* _What to produce_: From the entries below, copy every line that holds the word "автомобильной".

Data entries

======

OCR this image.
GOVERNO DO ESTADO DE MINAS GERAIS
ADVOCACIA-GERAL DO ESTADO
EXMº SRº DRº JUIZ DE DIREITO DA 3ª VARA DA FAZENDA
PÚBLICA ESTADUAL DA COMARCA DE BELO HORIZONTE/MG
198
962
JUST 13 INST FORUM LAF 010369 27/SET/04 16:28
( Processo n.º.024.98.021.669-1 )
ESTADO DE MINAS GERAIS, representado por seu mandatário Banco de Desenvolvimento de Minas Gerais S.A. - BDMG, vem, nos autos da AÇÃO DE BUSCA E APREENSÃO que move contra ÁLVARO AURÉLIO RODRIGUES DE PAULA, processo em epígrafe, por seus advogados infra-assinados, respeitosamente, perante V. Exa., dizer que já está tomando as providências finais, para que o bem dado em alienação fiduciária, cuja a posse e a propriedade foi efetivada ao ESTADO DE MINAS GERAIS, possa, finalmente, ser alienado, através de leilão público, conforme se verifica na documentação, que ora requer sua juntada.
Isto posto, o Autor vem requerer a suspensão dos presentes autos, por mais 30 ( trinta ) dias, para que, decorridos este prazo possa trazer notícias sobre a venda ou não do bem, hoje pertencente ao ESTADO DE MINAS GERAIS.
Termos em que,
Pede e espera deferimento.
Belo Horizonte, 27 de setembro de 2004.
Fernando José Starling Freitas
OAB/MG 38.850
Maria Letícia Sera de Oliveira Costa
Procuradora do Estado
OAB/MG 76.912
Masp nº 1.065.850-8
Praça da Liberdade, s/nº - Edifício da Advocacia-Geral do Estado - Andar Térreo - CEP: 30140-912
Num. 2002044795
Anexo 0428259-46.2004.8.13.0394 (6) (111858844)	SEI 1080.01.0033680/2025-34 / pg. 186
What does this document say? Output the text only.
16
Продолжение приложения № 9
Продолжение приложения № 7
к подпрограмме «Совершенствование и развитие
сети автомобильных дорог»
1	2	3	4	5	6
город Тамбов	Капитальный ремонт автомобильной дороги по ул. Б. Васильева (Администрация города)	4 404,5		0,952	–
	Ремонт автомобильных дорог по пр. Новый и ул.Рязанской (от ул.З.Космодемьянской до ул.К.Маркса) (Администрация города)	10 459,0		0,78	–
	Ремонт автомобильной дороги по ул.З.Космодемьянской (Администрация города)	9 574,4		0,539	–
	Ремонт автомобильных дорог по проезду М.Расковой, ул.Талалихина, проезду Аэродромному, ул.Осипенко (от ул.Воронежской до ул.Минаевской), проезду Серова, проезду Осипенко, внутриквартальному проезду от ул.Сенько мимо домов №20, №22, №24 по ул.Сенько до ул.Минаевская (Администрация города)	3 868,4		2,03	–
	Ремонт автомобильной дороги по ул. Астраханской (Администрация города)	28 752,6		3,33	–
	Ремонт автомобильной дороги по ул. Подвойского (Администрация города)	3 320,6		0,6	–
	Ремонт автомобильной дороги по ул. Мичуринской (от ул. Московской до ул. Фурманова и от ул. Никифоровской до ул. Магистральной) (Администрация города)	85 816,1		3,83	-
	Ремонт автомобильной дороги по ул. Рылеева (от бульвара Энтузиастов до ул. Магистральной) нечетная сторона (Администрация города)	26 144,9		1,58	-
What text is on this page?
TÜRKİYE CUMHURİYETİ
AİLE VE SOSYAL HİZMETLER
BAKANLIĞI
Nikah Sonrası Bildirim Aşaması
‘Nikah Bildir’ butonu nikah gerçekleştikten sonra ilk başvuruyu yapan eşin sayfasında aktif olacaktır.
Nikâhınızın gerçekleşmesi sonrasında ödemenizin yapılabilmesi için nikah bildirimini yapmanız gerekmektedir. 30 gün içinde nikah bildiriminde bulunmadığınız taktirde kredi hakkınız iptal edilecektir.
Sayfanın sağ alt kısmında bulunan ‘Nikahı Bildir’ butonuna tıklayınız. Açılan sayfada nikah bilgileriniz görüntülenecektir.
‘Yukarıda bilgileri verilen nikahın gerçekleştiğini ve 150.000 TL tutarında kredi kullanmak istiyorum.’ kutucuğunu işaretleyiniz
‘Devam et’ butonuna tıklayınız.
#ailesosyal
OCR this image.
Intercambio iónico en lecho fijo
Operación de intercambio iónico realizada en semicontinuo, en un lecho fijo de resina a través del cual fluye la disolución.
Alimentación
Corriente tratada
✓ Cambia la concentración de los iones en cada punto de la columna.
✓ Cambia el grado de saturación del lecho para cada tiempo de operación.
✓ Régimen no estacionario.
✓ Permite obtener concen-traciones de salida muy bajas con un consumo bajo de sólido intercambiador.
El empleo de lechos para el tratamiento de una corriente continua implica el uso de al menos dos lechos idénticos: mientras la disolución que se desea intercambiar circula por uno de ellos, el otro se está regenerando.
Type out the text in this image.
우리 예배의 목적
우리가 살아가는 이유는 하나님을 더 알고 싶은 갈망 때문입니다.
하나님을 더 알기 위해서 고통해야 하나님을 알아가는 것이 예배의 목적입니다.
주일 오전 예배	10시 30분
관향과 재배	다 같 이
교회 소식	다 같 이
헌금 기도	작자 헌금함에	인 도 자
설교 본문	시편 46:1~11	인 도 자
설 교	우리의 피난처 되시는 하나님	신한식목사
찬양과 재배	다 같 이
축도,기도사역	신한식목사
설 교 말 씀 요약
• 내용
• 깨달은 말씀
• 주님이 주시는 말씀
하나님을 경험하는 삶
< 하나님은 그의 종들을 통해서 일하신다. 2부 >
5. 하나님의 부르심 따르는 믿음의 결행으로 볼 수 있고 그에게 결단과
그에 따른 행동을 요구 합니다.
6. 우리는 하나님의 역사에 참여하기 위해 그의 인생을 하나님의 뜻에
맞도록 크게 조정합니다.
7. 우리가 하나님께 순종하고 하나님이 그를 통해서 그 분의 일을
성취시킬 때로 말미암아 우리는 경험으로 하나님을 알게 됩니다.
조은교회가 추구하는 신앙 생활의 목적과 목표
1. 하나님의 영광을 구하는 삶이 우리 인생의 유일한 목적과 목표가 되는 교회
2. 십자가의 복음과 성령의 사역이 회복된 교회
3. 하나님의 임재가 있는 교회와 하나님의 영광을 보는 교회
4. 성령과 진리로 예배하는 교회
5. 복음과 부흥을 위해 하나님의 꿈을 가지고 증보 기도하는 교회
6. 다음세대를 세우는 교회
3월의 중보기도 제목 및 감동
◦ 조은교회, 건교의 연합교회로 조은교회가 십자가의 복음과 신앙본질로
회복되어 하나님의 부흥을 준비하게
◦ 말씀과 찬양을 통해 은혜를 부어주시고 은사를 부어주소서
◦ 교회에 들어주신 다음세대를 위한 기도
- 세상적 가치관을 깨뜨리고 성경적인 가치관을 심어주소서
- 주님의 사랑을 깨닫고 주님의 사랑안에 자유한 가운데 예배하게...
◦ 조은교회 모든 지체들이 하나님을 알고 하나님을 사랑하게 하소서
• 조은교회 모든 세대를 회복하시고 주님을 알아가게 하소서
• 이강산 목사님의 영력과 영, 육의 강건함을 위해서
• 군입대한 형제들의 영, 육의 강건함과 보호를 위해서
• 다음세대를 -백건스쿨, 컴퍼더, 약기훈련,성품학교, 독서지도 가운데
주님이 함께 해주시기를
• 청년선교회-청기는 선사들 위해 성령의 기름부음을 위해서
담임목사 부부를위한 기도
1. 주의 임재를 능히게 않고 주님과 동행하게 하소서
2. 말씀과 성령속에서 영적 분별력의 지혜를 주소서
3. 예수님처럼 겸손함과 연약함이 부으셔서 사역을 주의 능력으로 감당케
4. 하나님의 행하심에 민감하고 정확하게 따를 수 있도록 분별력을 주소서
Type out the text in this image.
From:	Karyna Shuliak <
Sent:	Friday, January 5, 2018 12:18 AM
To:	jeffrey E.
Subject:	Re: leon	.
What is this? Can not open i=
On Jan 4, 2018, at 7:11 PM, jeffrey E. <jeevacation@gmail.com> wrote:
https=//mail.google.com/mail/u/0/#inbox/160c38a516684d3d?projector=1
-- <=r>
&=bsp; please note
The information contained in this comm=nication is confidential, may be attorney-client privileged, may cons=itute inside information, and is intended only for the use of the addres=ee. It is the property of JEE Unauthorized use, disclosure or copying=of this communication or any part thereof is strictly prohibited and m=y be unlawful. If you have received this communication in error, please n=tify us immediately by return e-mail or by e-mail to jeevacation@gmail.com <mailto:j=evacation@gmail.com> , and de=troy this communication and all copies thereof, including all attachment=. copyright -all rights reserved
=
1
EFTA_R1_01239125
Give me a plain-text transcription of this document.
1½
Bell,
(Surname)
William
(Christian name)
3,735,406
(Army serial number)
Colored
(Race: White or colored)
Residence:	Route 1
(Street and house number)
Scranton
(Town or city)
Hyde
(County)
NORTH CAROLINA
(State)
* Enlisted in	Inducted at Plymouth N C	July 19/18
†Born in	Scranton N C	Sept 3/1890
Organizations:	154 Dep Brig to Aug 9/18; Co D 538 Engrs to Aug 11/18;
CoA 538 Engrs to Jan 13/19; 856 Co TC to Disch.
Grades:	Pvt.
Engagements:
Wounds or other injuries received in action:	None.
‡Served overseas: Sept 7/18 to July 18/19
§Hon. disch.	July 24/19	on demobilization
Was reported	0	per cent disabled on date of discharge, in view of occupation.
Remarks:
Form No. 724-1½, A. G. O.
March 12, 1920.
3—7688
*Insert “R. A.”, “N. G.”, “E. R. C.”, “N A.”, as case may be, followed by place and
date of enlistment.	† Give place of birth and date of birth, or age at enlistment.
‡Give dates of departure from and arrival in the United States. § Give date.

======

* _Output_:
город Тамбов	Капитальный ремонт автомобильной дороги по ул. Б. Васильева (Администрация города)	4 404,5		0,952	–
	Ремонт автомобильной дороги по ул.З.Космодемьянской (Администрация города)	9 574,4		0,539	–
	Ремонт автомобильной дороги по ул. Астраханской (Администрация города)	28 752,6		3,33	–
	Ремонт автомобильной дороги по ул. Подвойского (Администрация города)	3 320,6		0,6	–
	Ремонт автомобильной дороги по ул. Мичуринской (от ул. Московской до ул. Фурманова и от ул. Никифоровской до ул. Магистральной) (Администрация города)	85 816,1		3,83	-
	Ремонт автомобильной дороги по ул. Рылеева (от бульвара Энтузиастов до ул. Магистральной) нечетная сторона (Администрация города)	26 144,9		1,58	-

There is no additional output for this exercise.